• [Exercise aim] Tell how many lines carry the word "Gini"; the reply is the number and nothing else.
━━━ Exercise materials
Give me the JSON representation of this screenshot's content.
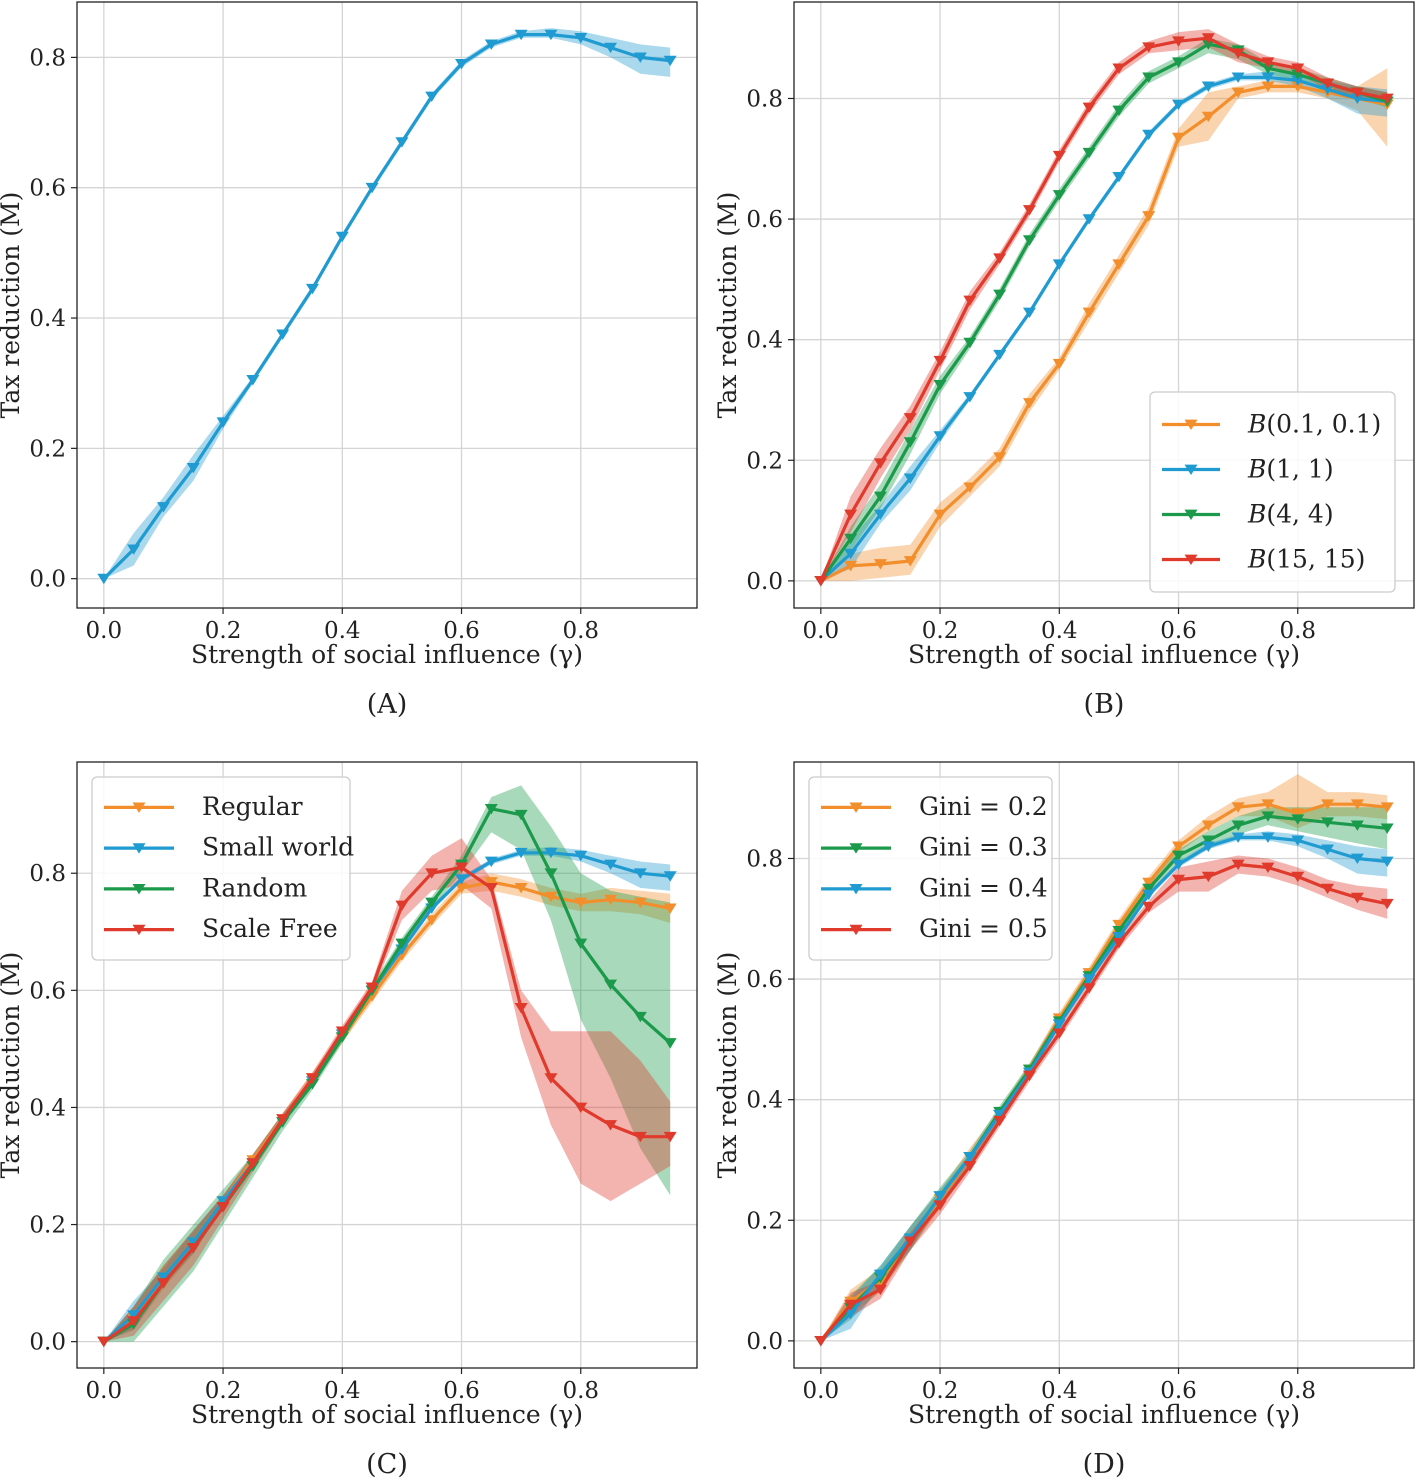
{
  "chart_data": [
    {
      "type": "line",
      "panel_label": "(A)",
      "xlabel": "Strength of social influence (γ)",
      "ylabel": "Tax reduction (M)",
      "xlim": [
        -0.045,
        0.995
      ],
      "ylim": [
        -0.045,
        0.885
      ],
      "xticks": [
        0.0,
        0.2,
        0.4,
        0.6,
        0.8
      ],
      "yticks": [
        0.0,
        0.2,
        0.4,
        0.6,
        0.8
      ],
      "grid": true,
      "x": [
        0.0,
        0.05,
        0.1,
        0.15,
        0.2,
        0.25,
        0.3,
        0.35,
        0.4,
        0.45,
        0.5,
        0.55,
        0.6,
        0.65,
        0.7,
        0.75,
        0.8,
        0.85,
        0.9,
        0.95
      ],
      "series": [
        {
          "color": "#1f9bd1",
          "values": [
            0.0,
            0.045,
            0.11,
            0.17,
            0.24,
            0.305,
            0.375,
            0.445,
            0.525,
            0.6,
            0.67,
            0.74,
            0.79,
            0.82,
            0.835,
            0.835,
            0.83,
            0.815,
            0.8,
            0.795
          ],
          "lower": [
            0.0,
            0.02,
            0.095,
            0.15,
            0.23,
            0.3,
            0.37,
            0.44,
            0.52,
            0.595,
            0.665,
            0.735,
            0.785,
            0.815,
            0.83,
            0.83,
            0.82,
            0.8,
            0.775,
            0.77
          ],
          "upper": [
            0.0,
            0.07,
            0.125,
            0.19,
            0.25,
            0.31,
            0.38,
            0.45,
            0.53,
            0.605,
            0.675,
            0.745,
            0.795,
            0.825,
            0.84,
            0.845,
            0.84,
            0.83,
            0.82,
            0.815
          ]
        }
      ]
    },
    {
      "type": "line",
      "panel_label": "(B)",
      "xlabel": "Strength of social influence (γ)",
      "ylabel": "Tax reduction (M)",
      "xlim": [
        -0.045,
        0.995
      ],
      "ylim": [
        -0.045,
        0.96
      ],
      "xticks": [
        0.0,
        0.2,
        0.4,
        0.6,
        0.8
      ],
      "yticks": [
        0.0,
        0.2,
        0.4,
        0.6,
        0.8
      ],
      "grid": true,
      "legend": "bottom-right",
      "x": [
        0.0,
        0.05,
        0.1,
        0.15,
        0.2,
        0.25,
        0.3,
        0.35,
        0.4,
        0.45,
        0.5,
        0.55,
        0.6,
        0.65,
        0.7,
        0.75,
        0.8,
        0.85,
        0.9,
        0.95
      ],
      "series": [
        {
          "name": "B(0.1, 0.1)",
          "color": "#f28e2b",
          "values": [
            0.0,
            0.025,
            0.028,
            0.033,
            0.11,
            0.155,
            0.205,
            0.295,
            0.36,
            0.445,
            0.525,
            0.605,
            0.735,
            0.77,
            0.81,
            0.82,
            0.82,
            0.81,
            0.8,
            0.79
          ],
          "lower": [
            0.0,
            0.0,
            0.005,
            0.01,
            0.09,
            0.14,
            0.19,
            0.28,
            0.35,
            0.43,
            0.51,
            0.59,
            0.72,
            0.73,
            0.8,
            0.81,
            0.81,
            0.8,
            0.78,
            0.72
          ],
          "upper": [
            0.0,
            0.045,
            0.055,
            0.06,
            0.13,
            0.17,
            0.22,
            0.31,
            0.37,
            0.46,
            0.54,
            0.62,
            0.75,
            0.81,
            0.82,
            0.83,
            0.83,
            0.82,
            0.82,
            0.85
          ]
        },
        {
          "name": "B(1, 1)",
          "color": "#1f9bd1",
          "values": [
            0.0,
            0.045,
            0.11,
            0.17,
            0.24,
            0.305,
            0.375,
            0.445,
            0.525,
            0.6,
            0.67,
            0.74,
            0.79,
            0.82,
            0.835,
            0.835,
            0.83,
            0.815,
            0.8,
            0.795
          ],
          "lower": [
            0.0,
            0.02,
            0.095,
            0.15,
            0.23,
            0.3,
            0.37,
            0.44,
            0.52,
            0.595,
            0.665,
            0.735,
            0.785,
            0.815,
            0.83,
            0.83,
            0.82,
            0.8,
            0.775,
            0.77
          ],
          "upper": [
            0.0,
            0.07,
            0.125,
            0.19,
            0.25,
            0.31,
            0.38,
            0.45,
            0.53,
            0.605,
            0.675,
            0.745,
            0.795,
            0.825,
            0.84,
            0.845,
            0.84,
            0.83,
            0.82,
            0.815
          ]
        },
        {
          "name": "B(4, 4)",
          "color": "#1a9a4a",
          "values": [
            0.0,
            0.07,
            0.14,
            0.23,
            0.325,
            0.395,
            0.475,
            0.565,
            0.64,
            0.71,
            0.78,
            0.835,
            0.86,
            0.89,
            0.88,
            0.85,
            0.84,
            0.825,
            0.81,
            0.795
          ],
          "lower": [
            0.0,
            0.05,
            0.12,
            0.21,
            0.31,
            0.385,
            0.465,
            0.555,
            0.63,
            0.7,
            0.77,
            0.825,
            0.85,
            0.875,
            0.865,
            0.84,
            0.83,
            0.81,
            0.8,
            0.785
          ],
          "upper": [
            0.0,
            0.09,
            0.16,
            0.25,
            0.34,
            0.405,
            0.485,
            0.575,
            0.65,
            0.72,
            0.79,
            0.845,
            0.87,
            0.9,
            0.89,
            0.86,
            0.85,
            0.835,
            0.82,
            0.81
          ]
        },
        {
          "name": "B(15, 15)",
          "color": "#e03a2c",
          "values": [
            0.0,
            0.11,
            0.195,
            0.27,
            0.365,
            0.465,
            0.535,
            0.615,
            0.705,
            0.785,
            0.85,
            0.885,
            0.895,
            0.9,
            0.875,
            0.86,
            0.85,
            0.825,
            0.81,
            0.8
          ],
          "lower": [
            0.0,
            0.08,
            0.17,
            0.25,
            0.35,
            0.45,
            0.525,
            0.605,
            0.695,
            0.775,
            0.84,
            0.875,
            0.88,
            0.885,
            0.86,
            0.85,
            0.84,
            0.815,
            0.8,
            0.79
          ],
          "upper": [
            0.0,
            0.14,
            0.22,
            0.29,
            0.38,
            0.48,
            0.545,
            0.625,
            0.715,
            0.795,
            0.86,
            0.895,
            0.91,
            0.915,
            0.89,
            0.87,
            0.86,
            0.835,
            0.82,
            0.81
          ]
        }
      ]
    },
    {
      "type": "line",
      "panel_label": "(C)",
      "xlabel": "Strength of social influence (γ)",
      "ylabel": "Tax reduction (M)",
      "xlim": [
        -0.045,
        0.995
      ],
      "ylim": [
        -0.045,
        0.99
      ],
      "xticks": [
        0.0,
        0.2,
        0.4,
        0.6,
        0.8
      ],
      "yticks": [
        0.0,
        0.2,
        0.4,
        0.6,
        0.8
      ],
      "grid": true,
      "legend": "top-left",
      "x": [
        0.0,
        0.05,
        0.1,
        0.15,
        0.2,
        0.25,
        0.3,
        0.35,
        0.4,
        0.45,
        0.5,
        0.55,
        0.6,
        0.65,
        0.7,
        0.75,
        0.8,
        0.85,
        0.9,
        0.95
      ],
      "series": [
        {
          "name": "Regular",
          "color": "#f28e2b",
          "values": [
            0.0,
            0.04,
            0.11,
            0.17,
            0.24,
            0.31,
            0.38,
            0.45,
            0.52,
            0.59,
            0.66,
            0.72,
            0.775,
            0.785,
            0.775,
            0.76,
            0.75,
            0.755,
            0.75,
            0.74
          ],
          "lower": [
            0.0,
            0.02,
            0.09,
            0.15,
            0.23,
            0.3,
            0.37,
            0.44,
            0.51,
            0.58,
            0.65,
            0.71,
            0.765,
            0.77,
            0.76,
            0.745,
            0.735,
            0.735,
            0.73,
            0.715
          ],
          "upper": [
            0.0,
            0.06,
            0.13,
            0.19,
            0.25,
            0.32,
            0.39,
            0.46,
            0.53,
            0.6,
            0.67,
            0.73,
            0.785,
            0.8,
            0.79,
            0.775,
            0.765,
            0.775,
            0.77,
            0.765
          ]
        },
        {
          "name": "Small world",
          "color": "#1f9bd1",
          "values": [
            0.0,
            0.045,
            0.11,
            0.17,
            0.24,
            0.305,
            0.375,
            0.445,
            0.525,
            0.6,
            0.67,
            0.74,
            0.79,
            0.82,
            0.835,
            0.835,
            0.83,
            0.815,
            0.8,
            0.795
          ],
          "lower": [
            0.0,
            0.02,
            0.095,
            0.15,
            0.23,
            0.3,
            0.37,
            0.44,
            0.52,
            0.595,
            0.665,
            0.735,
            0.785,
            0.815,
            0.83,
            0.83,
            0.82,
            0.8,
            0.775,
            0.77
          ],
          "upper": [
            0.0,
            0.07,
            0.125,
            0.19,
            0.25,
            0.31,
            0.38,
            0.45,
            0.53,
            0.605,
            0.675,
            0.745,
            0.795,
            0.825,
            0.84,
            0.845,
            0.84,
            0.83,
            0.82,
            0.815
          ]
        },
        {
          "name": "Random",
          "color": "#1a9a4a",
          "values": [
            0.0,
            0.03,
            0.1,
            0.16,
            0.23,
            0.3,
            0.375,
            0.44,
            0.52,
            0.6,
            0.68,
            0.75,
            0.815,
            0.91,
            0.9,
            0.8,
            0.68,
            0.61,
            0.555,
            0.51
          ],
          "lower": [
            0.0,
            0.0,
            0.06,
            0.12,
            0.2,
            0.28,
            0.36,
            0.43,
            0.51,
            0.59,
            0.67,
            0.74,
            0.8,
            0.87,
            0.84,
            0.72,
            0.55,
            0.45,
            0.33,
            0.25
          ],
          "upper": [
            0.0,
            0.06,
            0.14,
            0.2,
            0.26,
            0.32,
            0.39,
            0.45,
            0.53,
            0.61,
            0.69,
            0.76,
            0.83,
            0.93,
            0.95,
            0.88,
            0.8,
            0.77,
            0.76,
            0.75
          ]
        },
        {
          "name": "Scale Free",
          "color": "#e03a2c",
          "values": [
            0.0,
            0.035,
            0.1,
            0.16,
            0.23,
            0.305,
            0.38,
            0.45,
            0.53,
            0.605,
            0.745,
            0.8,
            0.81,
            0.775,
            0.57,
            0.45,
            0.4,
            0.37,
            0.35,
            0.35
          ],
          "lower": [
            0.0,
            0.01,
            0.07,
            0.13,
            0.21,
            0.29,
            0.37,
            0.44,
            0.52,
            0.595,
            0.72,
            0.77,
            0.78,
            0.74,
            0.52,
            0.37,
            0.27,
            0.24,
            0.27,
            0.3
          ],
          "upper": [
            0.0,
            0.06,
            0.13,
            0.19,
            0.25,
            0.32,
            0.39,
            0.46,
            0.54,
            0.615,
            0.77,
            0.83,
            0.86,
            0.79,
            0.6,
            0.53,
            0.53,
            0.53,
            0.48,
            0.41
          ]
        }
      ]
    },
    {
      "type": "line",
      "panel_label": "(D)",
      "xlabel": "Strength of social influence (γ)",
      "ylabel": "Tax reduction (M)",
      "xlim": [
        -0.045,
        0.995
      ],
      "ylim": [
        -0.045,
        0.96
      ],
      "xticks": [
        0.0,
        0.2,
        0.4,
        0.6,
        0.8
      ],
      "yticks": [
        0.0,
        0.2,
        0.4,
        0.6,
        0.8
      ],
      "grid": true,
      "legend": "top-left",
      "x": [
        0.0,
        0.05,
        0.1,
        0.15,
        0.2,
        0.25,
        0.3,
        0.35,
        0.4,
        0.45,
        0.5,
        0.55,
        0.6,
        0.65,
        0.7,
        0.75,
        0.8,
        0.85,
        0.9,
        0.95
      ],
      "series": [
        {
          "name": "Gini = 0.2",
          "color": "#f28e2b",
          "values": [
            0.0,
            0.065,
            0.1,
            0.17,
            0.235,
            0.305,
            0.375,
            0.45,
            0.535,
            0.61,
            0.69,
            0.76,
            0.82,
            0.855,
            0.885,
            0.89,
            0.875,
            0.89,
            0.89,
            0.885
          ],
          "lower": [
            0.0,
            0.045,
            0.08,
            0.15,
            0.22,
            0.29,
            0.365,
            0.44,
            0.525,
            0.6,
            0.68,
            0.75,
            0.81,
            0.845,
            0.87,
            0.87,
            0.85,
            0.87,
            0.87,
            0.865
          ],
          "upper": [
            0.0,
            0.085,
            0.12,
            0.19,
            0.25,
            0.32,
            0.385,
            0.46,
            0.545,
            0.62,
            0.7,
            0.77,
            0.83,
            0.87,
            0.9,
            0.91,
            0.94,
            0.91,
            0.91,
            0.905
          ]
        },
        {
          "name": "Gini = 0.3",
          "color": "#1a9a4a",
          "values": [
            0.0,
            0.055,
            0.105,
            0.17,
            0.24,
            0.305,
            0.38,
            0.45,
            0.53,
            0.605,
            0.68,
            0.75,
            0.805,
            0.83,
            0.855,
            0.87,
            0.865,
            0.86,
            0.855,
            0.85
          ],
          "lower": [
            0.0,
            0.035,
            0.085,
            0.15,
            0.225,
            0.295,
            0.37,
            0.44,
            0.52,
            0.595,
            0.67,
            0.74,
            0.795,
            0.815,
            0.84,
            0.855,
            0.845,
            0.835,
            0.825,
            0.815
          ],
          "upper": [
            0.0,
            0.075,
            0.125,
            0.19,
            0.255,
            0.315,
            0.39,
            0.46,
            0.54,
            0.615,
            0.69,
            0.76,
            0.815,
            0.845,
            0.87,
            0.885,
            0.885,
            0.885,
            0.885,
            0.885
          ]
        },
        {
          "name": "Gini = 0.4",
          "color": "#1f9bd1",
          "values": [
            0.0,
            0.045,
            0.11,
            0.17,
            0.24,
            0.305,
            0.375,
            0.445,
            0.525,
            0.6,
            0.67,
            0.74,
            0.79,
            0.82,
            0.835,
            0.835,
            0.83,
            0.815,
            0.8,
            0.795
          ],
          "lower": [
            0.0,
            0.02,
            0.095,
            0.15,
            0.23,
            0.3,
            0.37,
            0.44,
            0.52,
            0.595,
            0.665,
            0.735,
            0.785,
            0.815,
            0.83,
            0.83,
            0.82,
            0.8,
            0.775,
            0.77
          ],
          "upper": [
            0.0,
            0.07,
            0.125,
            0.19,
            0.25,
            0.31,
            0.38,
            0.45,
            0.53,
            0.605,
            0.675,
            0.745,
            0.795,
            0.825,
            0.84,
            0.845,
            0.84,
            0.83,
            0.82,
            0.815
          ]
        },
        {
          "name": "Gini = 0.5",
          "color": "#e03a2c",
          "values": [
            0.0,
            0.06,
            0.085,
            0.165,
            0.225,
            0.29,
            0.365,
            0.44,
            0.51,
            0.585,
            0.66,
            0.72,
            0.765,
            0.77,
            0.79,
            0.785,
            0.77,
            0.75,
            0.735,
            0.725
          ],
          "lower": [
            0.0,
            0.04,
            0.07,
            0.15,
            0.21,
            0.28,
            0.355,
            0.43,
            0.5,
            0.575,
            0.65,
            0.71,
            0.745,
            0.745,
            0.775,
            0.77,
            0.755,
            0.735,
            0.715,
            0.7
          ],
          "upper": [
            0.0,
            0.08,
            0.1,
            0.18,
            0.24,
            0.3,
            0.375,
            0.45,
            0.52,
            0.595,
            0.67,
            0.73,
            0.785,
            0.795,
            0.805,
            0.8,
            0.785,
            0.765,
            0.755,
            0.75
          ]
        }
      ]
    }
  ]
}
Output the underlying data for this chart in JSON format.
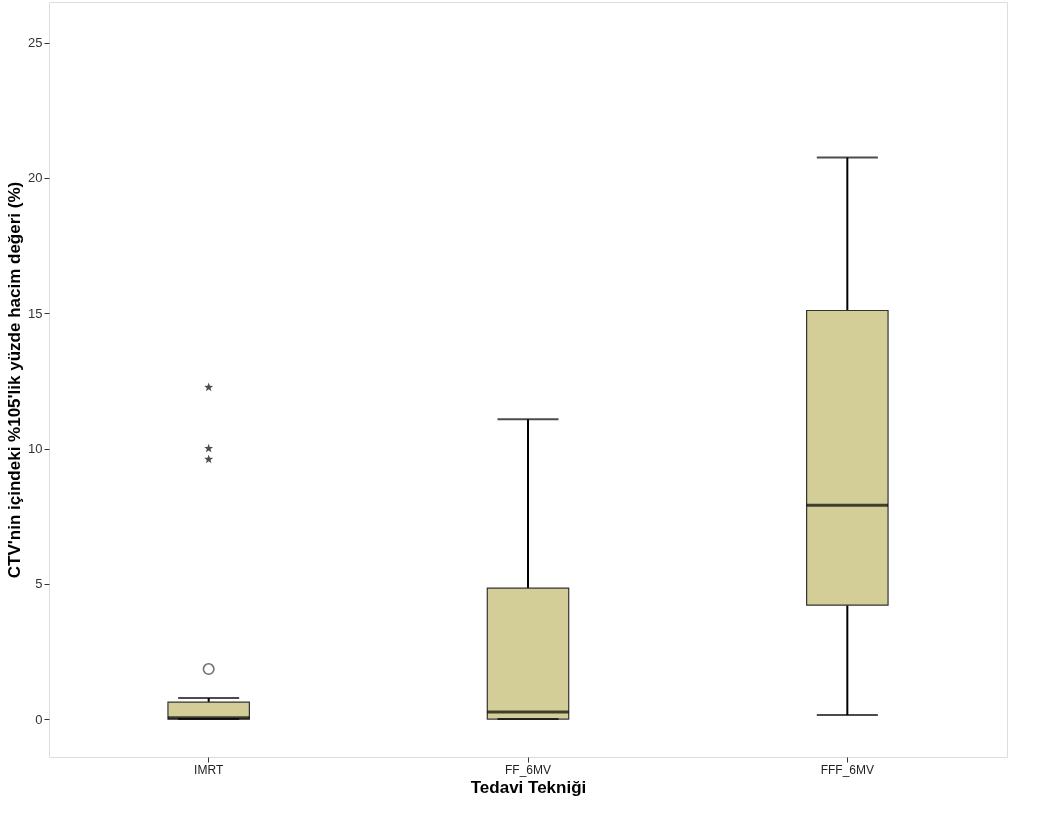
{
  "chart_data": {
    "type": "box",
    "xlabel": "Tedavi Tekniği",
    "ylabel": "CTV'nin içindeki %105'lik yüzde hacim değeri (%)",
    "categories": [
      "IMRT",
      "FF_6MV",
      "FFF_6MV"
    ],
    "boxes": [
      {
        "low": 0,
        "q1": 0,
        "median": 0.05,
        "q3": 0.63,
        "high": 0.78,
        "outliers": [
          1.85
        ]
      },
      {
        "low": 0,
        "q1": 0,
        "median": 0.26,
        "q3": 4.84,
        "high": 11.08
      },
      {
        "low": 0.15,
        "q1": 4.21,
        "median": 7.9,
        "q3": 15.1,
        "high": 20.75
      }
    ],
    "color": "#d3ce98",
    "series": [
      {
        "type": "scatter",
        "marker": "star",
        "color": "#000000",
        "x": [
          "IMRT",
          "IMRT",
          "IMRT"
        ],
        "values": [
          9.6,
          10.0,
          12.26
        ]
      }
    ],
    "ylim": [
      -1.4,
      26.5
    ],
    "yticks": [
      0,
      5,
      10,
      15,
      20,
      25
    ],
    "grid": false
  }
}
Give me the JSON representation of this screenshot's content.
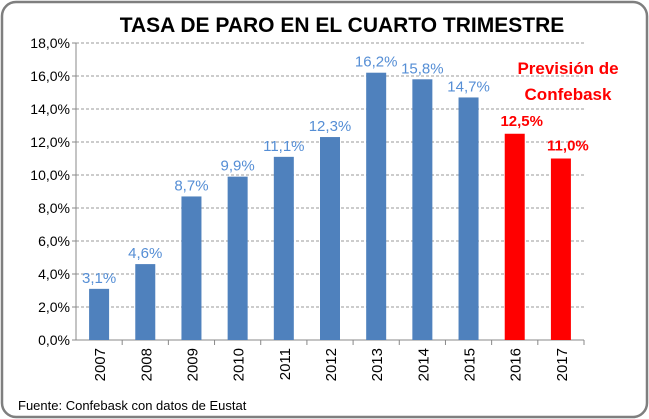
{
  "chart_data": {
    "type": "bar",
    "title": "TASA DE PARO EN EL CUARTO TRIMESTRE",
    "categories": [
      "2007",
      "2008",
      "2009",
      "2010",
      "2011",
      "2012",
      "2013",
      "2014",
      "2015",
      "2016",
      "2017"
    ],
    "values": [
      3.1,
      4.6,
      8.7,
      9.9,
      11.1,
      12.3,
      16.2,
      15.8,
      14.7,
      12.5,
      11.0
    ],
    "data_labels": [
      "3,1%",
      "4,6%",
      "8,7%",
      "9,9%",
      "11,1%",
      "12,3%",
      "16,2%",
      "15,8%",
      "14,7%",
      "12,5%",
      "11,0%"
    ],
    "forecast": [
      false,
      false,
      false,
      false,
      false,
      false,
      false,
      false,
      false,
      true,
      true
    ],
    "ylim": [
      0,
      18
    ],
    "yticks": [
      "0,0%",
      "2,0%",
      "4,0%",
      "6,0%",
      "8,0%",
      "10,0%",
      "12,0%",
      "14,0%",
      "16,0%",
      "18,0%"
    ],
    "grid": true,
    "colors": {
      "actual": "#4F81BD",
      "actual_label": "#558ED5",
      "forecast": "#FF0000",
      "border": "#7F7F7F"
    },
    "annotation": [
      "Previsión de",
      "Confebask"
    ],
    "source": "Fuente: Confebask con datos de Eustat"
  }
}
━━━━━━
• [The solution] 4